** begin **

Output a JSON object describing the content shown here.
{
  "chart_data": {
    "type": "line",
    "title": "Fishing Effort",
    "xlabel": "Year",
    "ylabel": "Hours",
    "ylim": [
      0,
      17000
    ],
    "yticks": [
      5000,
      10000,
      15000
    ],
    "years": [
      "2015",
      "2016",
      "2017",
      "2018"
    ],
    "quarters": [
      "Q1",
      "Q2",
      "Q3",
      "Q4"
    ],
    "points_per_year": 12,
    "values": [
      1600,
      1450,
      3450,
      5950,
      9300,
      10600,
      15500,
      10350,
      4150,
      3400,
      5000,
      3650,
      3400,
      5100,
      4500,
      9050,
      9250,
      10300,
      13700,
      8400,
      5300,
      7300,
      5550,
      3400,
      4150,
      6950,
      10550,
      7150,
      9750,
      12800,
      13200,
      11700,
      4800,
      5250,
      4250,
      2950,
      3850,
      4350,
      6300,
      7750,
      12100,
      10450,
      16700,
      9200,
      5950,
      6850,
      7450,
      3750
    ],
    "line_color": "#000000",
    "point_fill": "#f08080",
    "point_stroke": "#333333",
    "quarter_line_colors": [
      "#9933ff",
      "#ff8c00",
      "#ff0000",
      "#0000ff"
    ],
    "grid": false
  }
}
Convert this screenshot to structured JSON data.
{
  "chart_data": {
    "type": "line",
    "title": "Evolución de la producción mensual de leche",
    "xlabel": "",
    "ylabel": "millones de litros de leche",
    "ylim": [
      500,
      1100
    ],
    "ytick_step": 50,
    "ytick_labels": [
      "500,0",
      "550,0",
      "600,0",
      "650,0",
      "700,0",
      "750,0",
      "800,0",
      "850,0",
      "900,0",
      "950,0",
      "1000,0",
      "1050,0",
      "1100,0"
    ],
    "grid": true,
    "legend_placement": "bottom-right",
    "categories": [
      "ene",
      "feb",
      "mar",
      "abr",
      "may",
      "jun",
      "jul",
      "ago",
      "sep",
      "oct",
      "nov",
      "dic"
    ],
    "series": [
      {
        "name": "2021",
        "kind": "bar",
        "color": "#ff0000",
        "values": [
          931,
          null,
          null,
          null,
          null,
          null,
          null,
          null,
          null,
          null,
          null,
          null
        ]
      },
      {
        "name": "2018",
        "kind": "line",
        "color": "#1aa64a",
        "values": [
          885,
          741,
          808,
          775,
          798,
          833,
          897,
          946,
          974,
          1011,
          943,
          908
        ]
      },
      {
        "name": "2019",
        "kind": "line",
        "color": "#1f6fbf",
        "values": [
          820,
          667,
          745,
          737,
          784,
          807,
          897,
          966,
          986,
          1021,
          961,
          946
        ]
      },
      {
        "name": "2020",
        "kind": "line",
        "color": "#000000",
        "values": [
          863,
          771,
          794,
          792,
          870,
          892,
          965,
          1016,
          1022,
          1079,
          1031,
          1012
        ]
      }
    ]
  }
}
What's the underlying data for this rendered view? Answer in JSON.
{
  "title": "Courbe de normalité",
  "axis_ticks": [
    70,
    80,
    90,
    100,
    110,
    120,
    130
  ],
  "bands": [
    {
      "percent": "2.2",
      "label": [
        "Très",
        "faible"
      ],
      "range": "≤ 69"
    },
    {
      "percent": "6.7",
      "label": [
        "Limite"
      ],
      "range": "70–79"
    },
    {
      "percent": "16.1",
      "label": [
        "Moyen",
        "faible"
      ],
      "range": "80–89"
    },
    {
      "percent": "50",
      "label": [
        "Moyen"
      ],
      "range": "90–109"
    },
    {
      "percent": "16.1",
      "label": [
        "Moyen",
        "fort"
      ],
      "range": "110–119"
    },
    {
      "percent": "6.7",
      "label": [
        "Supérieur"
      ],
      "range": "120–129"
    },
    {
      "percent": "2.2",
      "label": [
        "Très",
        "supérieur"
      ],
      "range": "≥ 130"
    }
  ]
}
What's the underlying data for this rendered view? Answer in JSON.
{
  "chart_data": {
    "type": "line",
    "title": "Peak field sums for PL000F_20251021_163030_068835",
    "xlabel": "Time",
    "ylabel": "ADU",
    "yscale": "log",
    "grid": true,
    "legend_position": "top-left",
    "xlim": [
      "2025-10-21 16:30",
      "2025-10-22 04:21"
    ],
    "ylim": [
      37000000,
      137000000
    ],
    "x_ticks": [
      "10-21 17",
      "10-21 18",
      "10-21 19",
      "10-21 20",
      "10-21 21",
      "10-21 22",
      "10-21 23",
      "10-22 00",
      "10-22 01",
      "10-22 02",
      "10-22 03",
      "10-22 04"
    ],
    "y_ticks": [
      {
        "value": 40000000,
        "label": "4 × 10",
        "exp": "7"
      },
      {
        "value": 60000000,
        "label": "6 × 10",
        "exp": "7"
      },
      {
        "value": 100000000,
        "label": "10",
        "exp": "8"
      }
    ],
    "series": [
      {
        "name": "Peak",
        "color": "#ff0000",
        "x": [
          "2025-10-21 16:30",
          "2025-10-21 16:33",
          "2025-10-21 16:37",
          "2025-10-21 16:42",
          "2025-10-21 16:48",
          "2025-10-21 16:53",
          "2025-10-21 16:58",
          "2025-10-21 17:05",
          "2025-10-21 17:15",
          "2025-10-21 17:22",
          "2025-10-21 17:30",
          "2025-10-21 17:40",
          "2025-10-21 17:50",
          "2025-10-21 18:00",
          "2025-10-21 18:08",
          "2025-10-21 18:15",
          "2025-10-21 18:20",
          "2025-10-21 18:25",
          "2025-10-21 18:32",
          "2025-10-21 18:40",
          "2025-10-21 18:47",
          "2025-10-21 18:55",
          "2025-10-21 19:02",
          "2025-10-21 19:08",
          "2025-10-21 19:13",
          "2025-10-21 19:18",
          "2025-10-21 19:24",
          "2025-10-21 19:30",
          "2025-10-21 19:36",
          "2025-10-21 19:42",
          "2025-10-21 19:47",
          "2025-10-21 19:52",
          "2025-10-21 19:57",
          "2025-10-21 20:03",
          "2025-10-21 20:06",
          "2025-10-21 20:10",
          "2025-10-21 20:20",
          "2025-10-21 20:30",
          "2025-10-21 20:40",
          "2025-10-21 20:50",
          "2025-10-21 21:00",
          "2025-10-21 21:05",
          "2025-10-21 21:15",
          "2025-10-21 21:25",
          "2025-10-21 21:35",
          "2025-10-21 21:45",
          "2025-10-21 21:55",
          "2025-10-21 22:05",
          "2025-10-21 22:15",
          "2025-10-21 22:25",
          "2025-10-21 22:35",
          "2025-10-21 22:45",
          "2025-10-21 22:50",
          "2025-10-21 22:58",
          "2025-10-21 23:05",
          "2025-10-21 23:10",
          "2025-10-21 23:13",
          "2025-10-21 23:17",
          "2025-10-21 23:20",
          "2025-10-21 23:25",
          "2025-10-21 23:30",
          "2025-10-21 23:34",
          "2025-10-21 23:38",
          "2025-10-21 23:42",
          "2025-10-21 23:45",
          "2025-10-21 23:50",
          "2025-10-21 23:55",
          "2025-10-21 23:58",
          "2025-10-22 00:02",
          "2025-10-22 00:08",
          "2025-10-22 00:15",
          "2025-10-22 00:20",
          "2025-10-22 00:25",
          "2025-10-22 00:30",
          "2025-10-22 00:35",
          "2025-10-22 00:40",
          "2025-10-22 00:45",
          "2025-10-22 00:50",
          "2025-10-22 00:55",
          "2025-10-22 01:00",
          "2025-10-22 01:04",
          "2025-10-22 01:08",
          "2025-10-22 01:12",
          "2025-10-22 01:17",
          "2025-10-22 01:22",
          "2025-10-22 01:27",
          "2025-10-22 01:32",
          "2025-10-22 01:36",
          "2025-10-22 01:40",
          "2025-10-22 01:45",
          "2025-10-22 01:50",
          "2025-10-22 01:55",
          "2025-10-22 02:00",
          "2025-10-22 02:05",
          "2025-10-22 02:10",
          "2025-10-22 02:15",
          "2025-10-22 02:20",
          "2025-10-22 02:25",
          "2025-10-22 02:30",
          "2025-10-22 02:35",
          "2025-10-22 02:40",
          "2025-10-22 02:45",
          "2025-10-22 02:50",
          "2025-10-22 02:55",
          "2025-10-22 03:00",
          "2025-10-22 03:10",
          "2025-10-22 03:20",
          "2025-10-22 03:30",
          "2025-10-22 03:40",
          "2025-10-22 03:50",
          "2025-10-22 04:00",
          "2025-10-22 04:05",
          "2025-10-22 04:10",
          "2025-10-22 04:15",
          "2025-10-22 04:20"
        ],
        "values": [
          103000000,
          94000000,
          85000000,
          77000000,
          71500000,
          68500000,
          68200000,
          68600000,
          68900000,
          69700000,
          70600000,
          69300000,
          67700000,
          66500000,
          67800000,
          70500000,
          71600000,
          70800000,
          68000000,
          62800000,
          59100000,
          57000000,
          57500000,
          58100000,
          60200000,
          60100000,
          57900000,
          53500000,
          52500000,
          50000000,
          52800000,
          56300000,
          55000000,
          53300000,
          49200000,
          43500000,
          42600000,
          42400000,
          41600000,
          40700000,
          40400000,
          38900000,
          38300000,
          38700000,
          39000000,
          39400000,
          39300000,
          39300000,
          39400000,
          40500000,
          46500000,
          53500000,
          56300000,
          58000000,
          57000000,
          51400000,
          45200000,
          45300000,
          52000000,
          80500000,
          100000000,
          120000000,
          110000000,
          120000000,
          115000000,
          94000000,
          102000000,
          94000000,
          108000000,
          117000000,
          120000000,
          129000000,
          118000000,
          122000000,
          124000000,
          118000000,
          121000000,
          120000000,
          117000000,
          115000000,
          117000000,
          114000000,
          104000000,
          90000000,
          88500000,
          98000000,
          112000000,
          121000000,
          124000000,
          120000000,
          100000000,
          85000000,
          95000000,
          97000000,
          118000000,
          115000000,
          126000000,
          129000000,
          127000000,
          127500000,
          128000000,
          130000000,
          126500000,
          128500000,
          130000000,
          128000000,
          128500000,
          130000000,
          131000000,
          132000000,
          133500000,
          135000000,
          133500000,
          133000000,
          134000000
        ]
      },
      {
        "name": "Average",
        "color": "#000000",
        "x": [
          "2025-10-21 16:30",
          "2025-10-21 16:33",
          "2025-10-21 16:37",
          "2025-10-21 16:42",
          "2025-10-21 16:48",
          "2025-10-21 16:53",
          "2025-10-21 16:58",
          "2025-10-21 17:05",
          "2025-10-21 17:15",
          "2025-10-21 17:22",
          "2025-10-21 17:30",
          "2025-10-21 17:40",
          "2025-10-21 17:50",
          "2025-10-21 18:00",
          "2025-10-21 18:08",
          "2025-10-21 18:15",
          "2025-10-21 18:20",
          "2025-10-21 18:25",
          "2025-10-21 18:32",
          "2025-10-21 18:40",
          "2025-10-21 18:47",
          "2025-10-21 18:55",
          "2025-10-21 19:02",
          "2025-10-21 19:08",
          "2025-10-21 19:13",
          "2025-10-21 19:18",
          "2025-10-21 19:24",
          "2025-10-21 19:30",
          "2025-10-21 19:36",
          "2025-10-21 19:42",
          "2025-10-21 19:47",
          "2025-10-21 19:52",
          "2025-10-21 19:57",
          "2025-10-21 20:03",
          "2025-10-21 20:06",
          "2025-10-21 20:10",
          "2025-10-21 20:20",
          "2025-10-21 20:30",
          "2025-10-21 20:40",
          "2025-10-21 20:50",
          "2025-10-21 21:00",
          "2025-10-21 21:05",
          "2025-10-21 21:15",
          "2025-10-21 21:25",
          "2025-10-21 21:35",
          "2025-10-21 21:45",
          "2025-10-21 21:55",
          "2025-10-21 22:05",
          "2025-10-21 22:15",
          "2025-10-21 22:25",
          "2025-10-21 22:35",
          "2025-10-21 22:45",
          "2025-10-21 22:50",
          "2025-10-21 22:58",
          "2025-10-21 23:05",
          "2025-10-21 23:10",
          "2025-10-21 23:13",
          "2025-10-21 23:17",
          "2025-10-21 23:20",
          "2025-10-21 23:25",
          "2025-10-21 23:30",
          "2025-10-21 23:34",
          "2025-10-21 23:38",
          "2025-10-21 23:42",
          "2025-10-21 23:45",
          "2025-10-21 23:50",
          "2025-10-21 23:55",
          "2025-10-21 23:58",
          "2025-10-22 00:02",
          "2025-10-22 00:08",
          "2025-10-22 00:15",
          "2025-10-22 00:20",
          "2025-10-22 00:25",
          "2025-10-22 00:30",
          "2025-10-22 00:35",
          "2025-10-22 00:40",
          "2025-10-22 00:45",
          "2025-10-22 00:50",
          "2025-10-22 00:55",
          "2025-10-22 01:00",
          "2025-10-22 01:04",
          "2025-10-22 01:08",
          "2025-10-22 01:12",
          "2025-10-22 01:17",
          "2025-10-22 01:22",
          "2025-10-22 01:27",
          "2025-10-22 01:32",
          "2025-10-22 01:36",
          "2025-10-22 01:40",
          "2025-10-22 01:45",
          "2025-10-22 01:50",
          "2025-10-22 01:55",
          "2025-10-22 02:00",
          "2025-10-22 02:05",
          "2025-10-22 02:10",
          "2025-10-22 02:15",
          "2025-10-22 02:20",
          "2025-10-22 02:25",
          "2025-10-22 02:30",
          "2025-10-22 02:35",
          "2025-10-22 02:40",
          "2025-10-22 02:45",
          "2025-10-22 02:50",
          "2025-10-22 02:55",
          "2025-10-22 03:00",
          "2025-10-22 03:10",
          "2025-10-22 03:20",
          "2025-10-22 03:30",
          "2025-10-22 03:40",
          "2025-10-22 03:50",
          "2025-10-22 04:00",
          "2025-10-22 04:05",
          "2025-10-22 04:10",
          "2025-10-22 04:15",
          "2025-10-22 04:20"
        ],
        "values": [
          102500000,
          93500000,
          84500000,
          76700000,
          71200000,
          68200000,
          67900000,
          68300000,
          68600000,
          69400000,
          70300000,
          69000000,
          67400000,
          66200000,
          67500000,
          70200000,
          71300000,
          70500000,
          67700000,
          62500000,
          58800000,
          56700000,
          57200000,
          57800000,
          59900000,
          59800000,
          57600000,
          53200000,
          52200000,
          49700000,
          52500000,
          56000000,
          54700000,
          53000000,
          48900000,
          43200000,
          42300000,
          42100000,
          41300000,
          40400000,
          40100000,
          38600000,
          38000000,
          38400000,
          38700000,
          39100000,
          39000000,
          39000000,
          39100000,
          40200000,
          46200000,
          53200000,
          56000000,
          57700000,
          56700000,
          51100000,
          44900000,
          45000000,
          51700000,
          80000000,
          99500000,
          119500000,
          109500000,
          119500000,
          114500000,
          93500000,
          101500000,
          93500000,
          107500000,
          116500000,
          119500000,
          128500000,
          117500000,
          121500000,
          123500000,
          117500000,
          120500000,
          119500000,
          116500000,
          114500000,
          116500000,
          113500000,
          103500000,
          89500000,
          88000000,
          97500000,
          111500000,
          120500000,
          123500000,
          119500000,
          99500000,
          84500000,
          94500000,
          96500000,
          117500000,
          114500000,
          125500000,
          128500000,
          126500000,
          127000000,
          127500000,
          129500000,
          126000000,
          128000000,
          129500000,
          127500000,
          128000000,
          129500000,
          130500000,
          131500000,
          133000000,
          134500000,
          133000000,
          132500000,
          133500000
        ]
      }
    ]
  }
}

** end **

- _JOB_
Filter for "title". Return all lines that hold it.

- _ANSWER FOR THE TASK_
    "title": "Fishing Effort",
    "title": "Evolución de la producción mensual de leche",
  "title": "Courbe de normalité",
    "title": "Peak field sums for PL000F_20251021_163030_068835",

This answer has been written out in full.